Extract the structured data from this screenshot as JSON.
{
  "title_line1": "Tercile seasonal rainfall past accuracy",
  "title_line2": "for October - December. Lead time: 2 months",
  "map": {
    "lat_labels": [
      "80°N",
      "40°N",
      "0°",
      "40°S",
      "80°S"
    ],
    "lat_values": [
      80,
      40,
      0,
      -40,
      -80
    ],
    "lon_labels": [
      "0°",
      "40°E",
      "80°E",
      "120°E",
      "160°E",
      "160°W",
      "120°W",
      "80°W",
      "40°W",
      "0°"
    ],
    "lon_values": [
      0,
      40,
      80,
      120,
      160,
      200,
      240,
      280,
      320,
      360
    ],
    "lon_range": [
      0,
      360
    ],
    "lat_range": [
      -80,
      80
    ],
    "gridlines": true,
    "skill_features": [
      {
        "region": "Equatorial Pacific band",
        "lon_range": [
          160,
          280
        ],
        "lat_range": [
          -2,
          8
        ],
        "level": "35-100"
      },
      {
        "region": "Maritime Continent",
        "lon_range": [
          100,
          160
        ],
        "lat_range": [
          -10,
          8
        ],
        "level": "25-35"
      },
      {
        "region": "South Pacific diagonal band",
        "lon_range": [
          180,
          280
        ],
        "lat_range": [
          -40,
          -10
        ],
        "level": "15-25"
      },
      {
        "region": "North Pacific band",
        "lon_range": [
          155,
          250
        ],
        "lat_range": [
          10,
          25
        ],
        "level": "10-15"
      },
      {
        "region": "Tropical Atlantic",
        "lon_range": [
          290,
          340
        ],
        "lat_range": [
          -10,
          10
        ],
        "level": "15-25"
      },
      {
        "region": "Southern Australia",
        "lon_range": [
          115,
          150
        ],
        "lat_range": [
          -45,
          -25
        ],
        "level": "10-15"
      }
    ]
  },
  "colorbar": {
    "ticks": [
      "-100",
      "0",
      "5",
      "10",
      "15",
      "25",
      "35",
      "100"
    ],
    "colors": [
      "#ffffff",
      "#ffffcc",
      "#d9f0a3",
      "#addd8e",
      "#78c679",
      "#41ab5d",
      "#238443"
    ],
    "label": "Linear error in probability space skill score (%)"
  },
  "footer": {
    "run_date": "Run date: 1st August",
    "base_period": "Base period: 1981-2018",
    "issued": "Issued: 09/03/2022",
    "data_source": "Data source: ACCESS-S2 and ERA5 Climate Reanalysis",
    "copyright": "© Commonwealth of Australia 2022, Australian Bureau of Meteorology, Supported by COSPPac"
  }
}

--- --- ---

Copy out each line exactly.

Extract the structured data from this screenshot as JSON.
{
  "title_line1": "Tercile seasonal rainfall past accuracy",
  "title_line2": "for October - December. Lead time: 2 months",
  "map": {
    "lat_labels": [
      "80°N",
      "40°N",
      "0°",
      "40°S",
      "80°S"
    ],
    "lat_values": [
      80,
      40,
      0,
      -40,
      -80
    ],
    "lon_labels": [
      "0°",
      "40°E",
      "80°E",
      "120°E",
      "160°E",
      "160°W",
      "120°W",
      "80°W",
      "40°W",
      "0°"
    ],
    "lon_values": [
      0,
      40,
      80,
      120,
      160,
      200,
      240,
      280,
      320,
      360
    ],
    "lon_range": [
      0,
      360
    ],
    "lat_range": [
      -80,
      80
    ],
    "gridlines": true,
    "skill_features": [
      {
        "region": "Equatorial Pacific band",
        "lon_range": [
          160,
          280
        ],
        "lat_range": [
          -2,
          8
        ],
        "level": "35-100"
      },
      {
        "region": "Maritime Continent",
        "lon_range": [
          100,
          160
        ],
        "lat_range": [
          -10,
          8
        ],
        "level": "25-35"
      },
      {
        "region": "South Pacific diagonal band",
        "lon_range": [
          180,
          280
        ],
        "lat_range": [
          -40,
          -10
        ],
        "level": "15-25"
      },
      {
        "region": "North Pacific band",
        "lon_range": [
          155,
          250
        ],
        "lat_range": [
          10,
          25
        ],
        "level": "10-15"
      },
      {
        "region": "Tropical Atlantic",
        "lon_range": [
          290,
          340
        ],
        "lat_range": [
          -10,
          10
        ],
        "level": "15-25"
      },
      {
        "region": "Southern Australia",
        "lon_range": [
          115,
          150
        ],
        "lat_range": [
          -45,
          -25
        ],
        "level": "10-15"
      }
    ]
  },
  "colorbar": {
    "ticks": [
      "-100",
      "0",
      "5",
      "10",
      "15",
      "25",
      "35",
      "100"
    ],
    "colors": [
      "#ffffff",
      "#ffffcc",
      "#d9f0a3",
      "#addd8e",
      "#78c679",
      "#41ab5d",
      "#238443"
    ],
    "label": "Linear error in probability space skill score (%)"
  },
  "footer": {
    "run_date": "Run date: 1st August",
    "base_period": "Base period: 1981-2018",
    "issued": "Issued: 09/03/2022",
    "data_source": "Data source: ACCESS-S2 and ERA5 Climate Reanalysis",
    "copyright": "© Commonwealth of Australia 2022, Australian Bureau of Meteorology, Supported by COSPPac"
  }
}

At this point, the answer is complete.